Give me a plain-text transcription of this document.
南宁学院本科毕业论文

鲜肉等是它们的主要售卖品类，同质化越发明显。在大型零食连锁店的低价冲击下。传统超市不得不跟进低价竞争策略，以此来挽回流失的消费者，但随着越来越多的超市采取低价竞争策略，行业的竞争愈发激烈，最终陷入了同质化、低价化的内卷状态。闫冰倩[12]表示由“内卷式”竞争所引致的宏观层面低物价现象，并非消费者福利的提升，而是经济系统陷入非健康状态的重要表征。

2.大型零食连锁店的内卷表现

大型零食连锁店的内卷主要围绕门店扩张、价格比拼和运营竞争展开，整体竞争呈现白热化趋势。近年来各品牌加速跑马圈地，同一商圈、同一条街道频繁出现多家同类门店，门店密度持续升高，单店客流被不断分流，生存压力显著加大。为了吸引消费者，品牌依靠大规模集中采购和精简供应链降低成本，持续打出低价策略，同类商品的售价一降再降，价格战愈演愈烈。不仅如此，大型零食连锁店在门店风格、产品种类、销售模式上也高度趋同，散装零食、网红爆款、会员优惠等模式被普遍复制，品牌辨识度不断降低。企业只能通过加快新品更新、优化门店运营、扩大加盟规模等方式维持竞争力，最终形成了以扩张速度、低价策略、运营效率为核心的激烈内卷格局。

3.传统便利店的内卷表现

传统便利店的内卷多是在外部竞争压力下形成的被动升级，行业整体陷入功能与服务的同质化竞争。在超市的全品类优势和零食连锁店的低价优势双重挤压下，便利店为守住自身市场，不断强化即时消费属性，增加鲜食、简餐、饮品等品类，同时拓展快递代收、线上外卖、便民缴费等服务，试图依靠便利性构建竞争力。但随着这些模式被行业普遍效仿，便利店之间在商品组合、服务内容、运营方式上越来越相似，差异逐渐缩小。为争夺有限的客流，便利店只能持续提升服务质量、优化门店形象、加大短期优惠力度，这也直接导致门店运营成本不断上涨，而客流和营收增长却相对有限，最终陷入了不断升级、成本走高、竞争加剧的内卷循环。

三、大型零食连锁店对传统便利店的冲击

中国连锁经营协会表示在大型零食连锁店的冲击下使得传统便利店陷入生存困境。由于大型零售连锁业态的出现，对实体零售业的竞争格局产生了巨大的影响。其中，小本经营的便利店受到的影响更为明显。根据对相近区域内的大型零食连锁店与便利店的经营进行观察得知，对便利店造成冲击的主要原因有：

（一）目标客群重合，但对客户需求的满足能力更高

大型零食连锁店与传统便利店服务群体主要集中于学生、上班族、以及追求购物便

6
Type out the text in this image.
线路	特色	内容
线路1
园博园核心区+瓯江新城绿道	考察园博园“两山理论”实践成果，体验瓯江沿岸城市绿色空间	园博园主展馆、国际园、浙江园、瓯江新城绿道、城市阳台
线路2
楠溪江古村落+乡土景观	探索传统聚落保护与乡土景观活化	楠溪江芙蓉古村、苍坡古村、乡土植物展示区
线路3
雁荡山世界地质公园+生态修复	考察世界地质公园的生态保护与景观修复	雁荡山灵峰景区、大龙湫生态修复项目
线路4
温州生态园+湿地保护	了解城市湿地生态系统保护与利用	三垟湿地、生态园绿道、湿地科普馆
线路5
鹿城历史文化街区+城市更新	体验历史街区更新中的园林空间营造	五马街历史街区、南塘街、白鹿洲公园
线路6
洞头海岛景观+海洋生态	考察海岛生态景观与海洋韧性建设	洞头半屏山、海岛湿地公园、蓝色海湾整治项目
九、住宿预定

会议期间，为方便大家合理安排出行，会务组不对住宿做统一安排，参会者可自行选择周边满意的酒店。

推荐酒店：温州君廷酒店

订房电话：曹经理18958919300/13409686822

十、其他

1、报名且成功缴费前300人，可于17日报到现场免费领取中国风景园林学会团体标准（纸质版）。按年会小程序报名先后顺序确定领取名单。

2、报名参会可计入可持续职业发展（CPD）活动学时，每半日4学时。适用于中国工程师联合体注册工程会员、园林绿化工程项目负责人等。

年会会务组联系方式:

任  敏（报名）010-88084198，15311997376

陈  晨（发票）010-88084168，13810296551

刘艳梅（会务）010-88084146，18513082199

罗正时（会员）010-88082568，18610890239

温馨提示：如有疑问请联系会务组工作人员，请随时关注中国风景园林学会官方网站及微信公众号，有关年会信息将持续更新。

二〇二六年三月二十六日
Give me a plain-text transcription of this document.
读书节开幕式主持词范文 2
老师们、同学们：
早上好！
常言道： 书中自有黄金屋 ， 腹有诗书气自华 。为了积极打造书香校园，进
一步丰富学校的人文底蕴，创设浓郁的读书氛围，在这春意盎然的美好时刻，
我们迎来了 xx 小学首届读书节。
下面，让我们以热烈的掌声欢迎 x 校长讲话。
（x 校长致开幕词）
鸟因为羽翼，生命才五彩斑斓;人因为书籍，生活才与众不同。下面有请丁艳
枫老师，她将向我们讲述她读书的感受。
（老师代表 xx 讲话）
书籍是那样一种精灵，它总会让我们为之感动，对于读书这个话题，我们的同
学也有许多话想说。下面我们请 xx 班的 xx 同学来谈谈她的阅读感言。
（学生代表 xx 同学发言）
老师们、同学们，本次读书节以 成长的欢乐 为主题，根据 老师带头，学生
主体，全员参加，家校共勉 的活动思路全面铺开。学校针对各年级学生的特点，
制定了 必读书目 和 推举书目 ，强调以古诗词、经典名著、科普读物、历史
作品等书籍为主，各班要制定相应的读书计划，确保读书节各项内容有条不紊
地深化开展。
::::::
▶ Work to be completed
Retype every entry word for word.

▶ Answer to the task
Give me a plain-text transcription of this document.
南宁学院本科毕业论文

鲜肉等是它们的主要售卖品类，同质化越发明显。在大型零食连锁店的低价冲击下。传统超市不得不跟进低价竞争策略，以此来挽回流失的消费者，但随着越来越多的超市采取低价竞争策略，行业的竞争愈发激烈，最终陷入了同质化、低价化的内卷状态。闫冰倩[12]表示由“内卷式”竞争所引致的宏观层面低物价现象，并非消费者福利的提升，而是经济系统陷入非健康状态的重要表征。

2.大型零食连锁店的内卷表现

大型零食连锁店的内卷主要围绕门店扩张、价格比拼和运营竞争展开，整体竞争呈现白热化趋势。近年来各品牌加速跑马圈地，同一商圈、同一条街道频繁出现多家同类门店，门店密度持续升高，单店客流被不断分流，生存压力显著加大。为了吸引消费者，品牌依靠大规模集中采购和精简供应链降低成本，持续打出低价策略，同类商品的售价一降再降，价格战愈演愈烈。不仅如此，大型零食连锁店在门店风格、产品种类、销售模式上也高度趋同，散装零食、网红爆款、会员优惠等模式被普遍复制，品牌辨识度不断降低。企业只能通过加快新品更新、优化门店运营、扩大加盟规模等方式维持竞争力，最终形成了以扩张速度、低价策略、运营效率为核心的激烈内卷格局。

3.传统便利店的内卷表现

传统便利店的内卷多是在外部竞争压力下形成的被动升级，行业整体陷入功能与服务的同质化竞争。在超市的全品类优势和零食连锁店的低价优势双重挤压下，便利店为守住自身市场，不断强化即时消费属性，增加鲜食、简餐、饮品等品类，同时拓展快递代收、线上外卖、便民缴费等服务，试图依靠便利性构建竞争力。但随着这些模式被行业普遍效仿，便利店之间在商品组合、服务内容、运营方式上越来越相似，差异逐渐缩小。为争夺有限的客流，便利店只能持续提升服务质量、优化门店形象、加大短期优惠力度，这也直接导致门店运营成本不断上涨，而客流和营收增长却相对有限，最终陷入了不断升级、成本走高、竞争加剧的内卷循环。

三、大型零食连锁店对传统便利店的冲击

中国连锁经营协会表示在大型零食连锁店的冲击下使得传统便利店陷入生存困境。由于大型零售连锁业态的出现，对实体零售业的竞争格局产生了巨大的影响。其中，小本经营的便利店受到的影响更为明显。根据对相近区域内的大型零食连锁店与便利店的经营进行观察得知，对便利店造成冲击的主要原因有：

（一）目标客群重合，但对客户需求的满足能力更高

大型零食连锁店与传统便利店服务群体主要集中于学生、上班族、以及追求购物便

6
Type out the text in this image.
线路	特色	内容
线路1
园博园核心区+瓯江新城绿道	考察园博园“两山理论”实践成果，体验瓯江沿岸城市绿色空间	园博园主展馆、国际园、浙江园、瓯江新城绿道、城市阳台
线路2
楠溪江古村落+乡土景观	探索传统聚落保护与乡土景观活化	楠溪江芙蓉古村、苍坡古村、乡土植物展示区
线路3
雁荡山世界地质公园+生态修复	考察世界地质公园的生态保护与景观修复	雁荡山灵峰景区、大龙湫生态修复项目
线路4
温州生态园+湿地保护	了解城市湿地生态系统保护与利用	三垟湿地、生态园绿道、湿地科普馆
线路5
鹿城历史文化街区+城市更新	体验历史街区更新中的园林空间营造	五马街历史街区、南塘街、白鹿洲公园
线路6
洞头海岛景观+海洋生态	考察海岛生态景观与海洋韧性建设	洞头半屏山、海岛湿地公园、蓝色海湾整治项目
九、住宿预定

会议期间，为方便大家合理安排出行，会务组不对住宿做统一安排，参会者可自行选择周边满意的酒店。

推荐酒店：温州君廷酒店

订房电话：曹经理18958919300/13409686822

十、其他

1、报名且成功缴费前300人，可于17日报到现场免费领取中国风景园林学会团体标准（纸质版）。按年会小程序报名先后顺序确定领取名单。

2、报名参会可计入可持续职业发展（CPD）活动学时，每半日4学时。适用于中国工程师联合体注册工程会员、园林绿化工程项目负责人等。

年会会务组联系方式:

任  敏（报名）010-88084198，15311997376

陈  晨（发票）010-88084168，13810296551

刘艳梅（会务）010-88084146，18513082199

罗正时（会员）010-88082568，18610890239

温馨提示：如有疑问请联系会务组工作人员，请随时关注中国风景园林学会官方网站及微信公众号，有关年会信息将持续更新。

二〇二六年三月二十六日
Give me a plain-text transcription of this document.
读书节开幕式主持词范文 2
老师们、同学们：
早上好！
常言道： 书中自有黄金屋 ， 腹有诗书气自华 。为了积极打造书香校园，进
一步丰富学校的人文底蕴，创设浓郁的读书氛围，在这春意盎然的美好时刻，
我们迎来了 xx 小学首届读书节。
下面，让我们以热烈的掌声欢迎 x 校长讲话。
（x 校长致开幕词）
鸟因为羽翼，生命才五彩斑斓;人因为书籍，生活才与众不同。下面有请丁艳
枫老师，她将向我们讲述她读书的感受。
（老师代表 xx 讲话）
书籍是那样一种精灵，它总会让我们为之感动，对于读书这个话题，我们的同
学也有许多话想说。下面我们请 xx 班的 xx 同学来谈谈她的阅读感言。
（学生代表 xx 同学发言）
老师们、同学们，本次读书节以 成长的欢乐 为主题，根据 老师带头，学生
主体，全员参加，家校共勉 的活动思路全面铺开。学校针对各年级学生的特点，
制定了 必读书目 和 推举书目 ，强调以古诗词、经典名著、科普读物、历史
作品等书籍为主，各班要制定相应的读书计划，确保读书节各项内容有条不紊
地深化开展。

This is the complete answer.